Problem requirements: Your task is to transcribe the records exactly, skipping every image.
— start of Supplied records —
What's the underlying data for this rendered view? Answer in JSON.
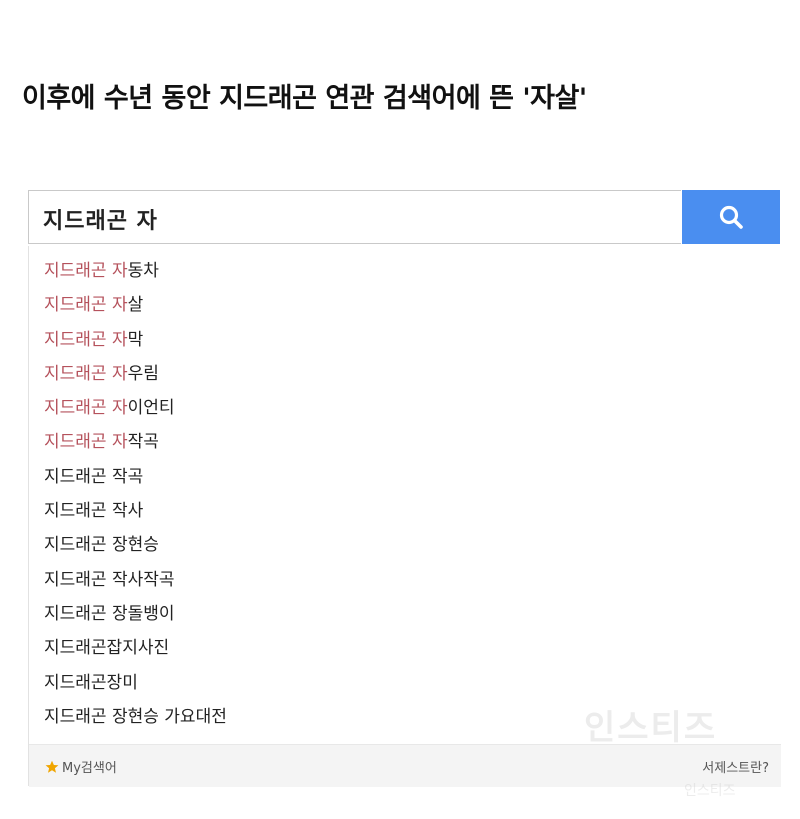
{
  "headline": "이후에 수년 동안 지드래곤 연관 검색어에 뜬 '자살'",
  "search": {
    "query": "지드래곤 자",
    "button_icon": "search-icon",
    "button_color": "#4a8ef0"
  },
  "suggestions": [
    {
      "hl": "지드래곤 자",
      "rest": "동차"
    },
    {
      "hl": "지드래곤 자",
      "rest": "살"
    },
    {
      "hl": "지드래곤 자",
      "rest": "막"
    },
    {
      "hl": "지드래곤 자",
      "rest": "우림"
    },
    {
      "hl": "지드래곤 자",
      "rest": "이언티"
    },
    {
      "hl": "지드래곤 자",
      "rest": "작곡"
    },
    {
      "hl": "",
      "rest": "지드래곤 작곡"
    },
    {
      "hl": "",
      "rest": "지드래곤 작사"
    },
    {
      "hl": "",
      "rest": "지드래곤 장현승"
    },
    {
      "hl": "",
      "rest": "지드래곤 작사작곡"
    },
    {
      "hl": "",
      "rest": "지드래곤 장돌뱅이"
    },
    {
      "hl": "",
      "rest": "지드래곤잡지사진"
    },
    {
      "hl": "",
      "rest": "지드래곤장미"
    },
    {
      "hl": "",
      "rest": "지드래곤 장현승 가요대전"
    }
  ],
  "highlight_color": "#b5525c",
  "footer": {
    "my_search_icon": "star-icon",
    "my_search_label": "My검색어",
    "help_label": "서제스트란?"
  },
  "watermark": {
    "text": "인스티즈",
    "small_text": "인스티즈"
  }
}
— end of Supplied records —
Result below:
What's the underlying data for this rendered view? Answer in JSON.
{
  "headline": "이후에 수년 동안 지드래곤 연관 검색어에 뜬 '자살'",
  "search": {
    "query": "지드래곤 자",
    "button_icon": "search-icon",
    "button_color": "#4a8ef0"
  },
  "suggestions": [
    {
      "hl": "지드래곤 자",
      "rest": "동차"
    },
    {
      "hl": "지드래곤 자",
      "rest": "살"
    },
    {
      "hl": "지드래곤 자",
      "rest": "막"
    },
    {
      "hl": "지드래곤 자",
      "rest": "우림"
    },
    {
      "hl": "지드래곤 자",
      "rest": "이언티"
    },
    {
      "hl": "지드래곤 자",
      "rest": "작곡"
    },
    {
      "hl": "",
      "rest": "지드래곤 작곡"
    },
    {
      "hl": "",
      "rest": "지드래곤 작사"
    },
    {
      "hl": "",
      "rest": "지드래곤 장현승"
    },
    {
      "hl": "",
      "rest": "지드래곤 작사작곡"
    },
    {
      "hl": "",
      "rest": "지드래곤 장돌뱅이"
    },
    {
      "hl": "",
      "rest": "지드래곤잡지사진"
    },
    {
      "hl": "",
      "rest": "지드래곤장미"
    },
    {
      "hl": "",
      "rest": "지드래곤 장현승 가요대전"
    }
  ],
  "highlight_color": "#b5525c",
  "footer": {
    "my_search_icon": "star-icon",
    "my_search_label": "My검색어",
    "help_label": "서제스트란?"
  },
  "watermark": {
    "text": "인스티즈",
    "small_text": "인스티즈"
  }
}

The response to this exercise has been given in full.